▶ **Aim**
Extract all lines that hold the string "JSON".

━━━

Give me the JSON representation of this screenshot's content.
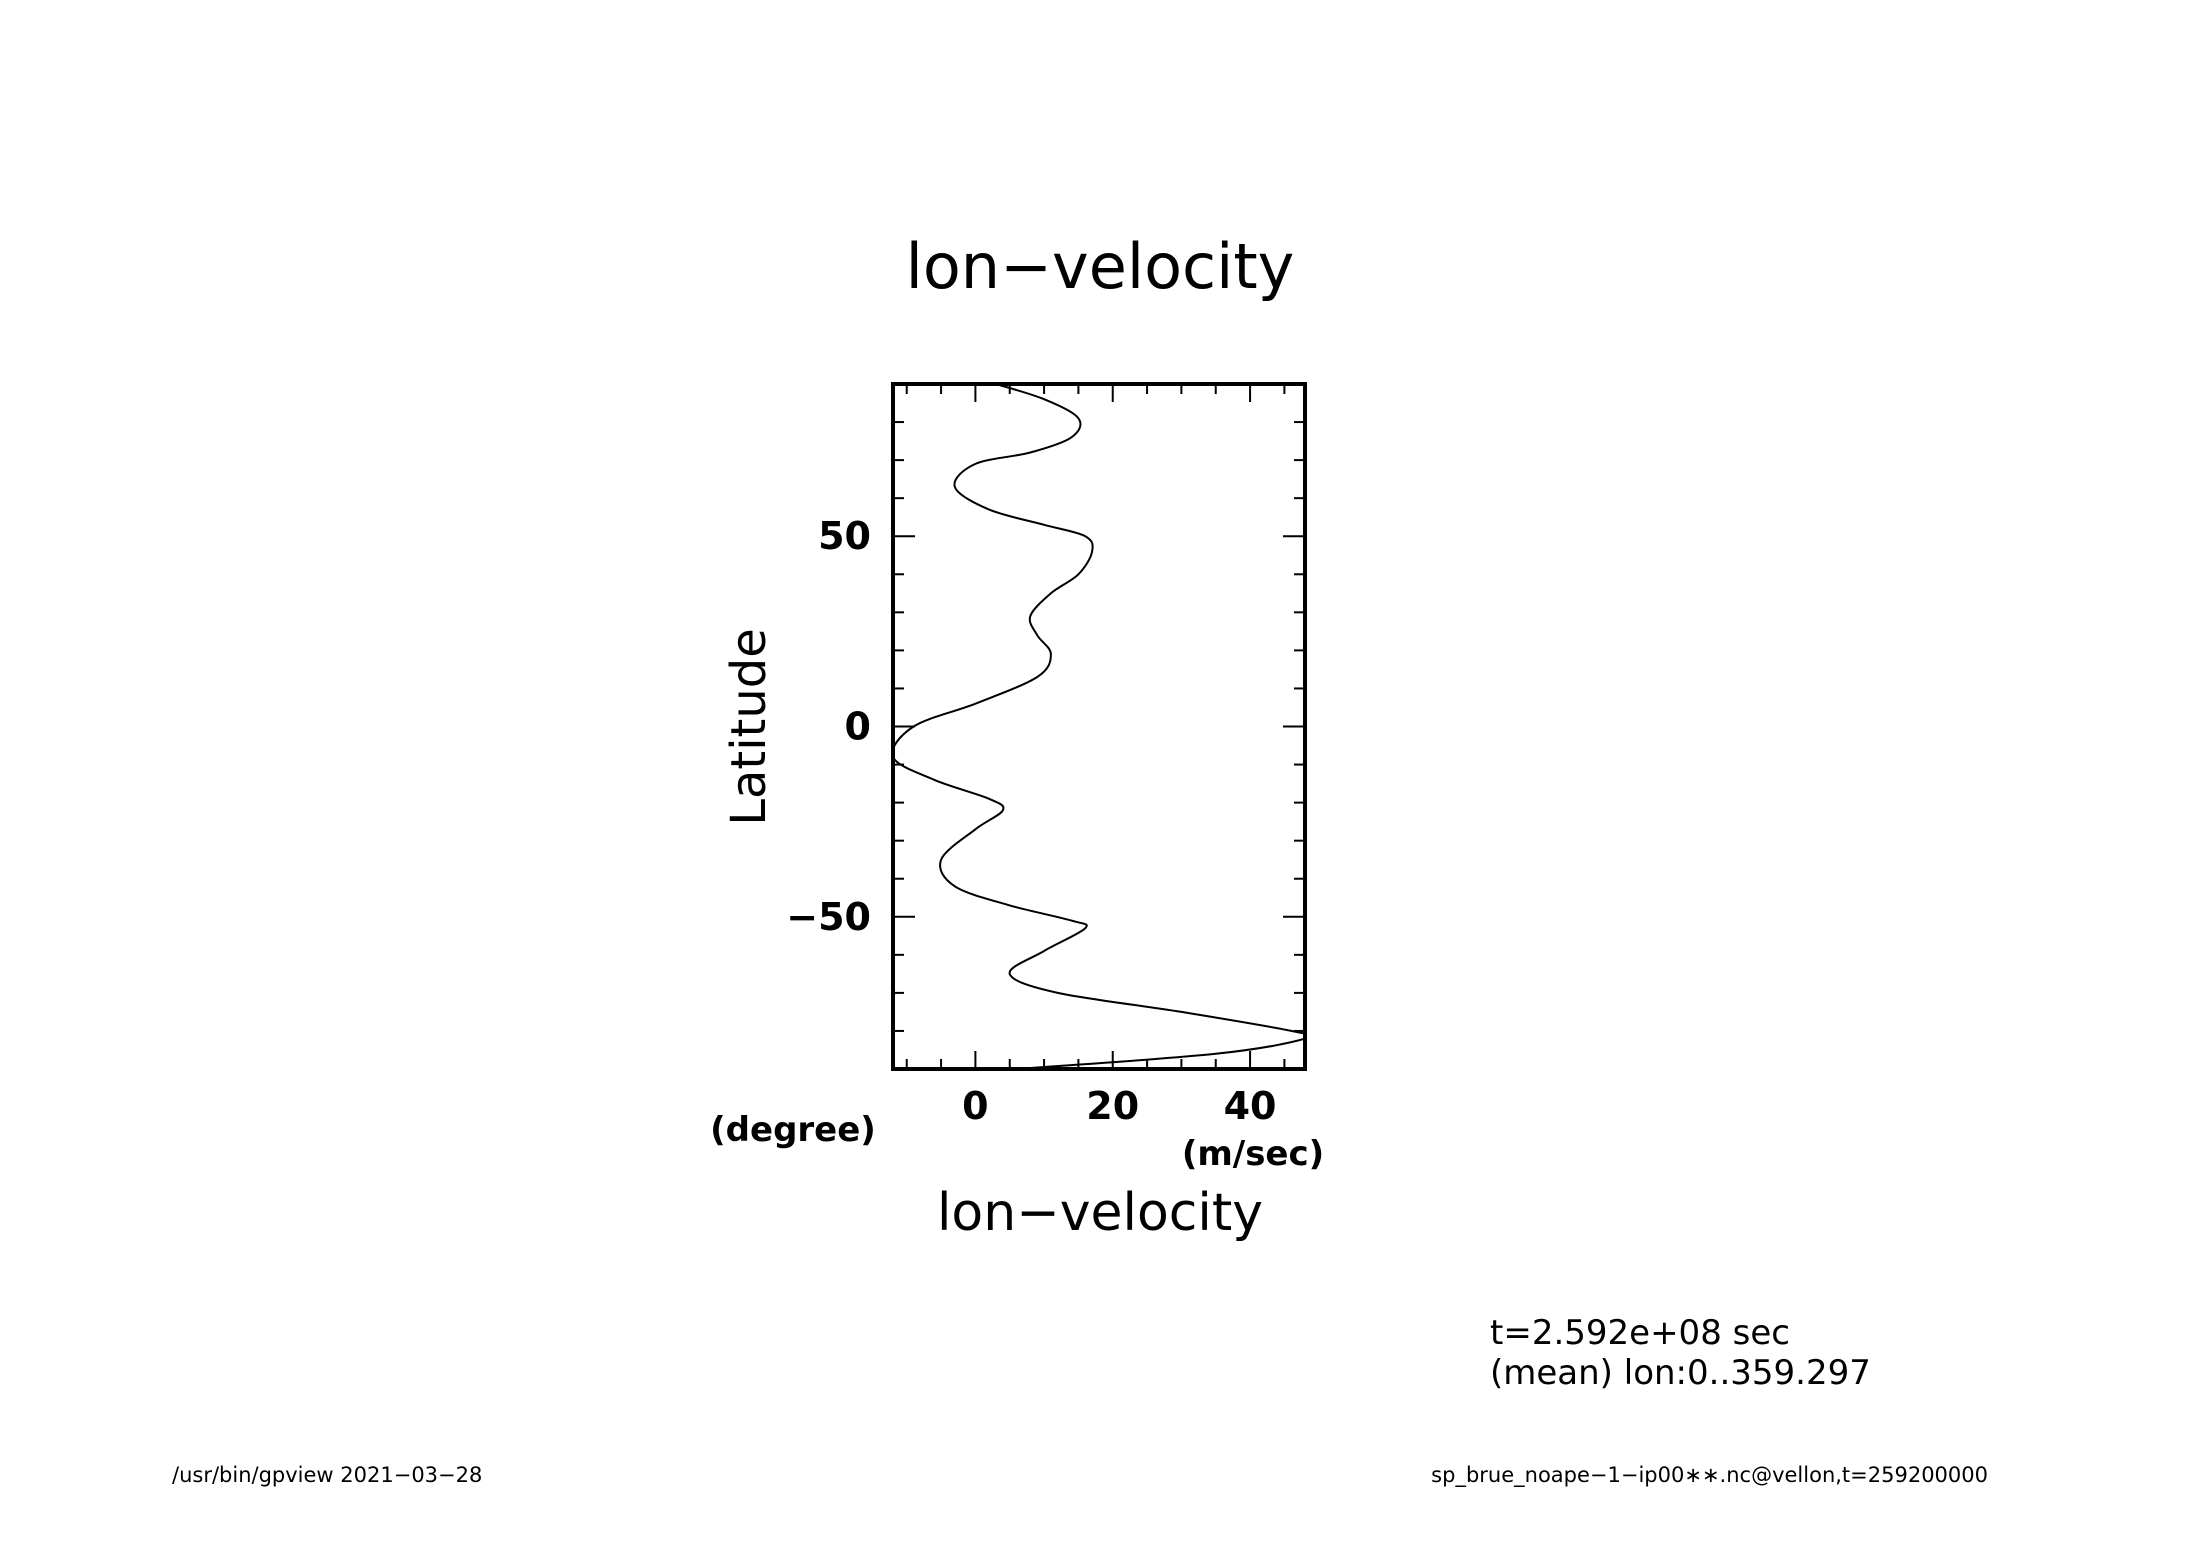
{
  "chart_data": {
    "type": "line",
    "title": "lon−velocity",
    "xlabel": "lon−velocity",
    "ylabel": "Latitude",
    "x_units": "(m/sec)",
    "y_units": "(degree)",
    "xlim": [
      -12,
      48
    ],
    "ylim": [
      -90,
      90
    ],
    "x_ticks": [
      0,
      20,
      40
    ],
    "x_tick_labels": [
      "0",
      "20",
      "40"
    ],
    "y_ticks": [
      -50,
      0,
      50
    ],
    "y_tick_labels": [
      "−50",
      "0",
      "50"
    ],
    "grid": false,
    "series": [
      {
        "x": [
          3,
          10,
          15,
          14,
          8,
          0,
          -3,
          2,
          10,
          16,
          17,
          15,
          11,
          8,
          9,
          11,
          9,
          0,
          -9,
          -12,
          -6,
          2,
          4,
          0,
          -5,
          -3,
          5,
          14,
          16,
          10,
          5,
          12,
          30,
          46,
          48,
          35,
          6
        ],
        "y": [
          90,
          86,
          81,
          76,
          72,
          69,
          63,
          57,
          53,
          50,
          46,
          40,
          35,
          29,
          24,
          19,
          13,
          6,
          0,
          -8,
          -14,
          -19,
          -22,
          -27,
          -35,
          -42,
          -47,
          -51,
          -53,
          -59,
          -65,
          -70,
          -75,
          -80,
          -82,
          -86,
          -90
        ]
      }
    ]
  },
  "annotations": {
    "time": "t=2.592e+08 sec",
    "mean": "(mean) lon:0..359.297"
  },
  "footer": {
    "left": "/usr/bin/gpview   2021−03−28",
    "right": "sp_brue_noape−1−ip00∗∗.nc@vellon,t=259200000"
  }
}
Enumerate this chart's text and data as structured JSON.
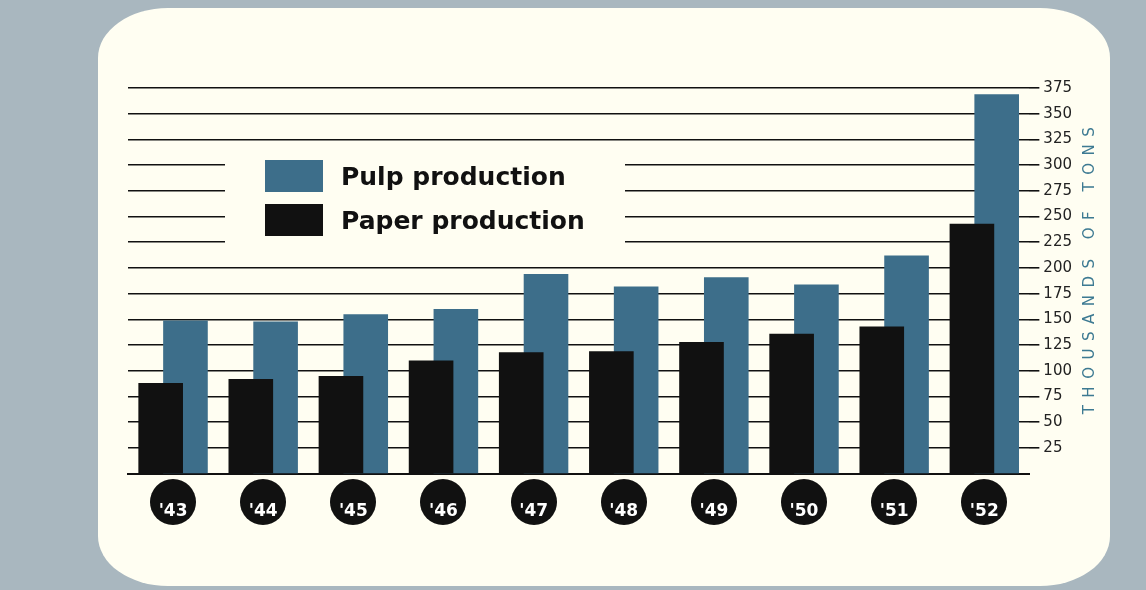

━━━

▶ **Written response**
Give me the JSON representation of this screenshot's content.
Enumerate this chart's text and data as structured JSON.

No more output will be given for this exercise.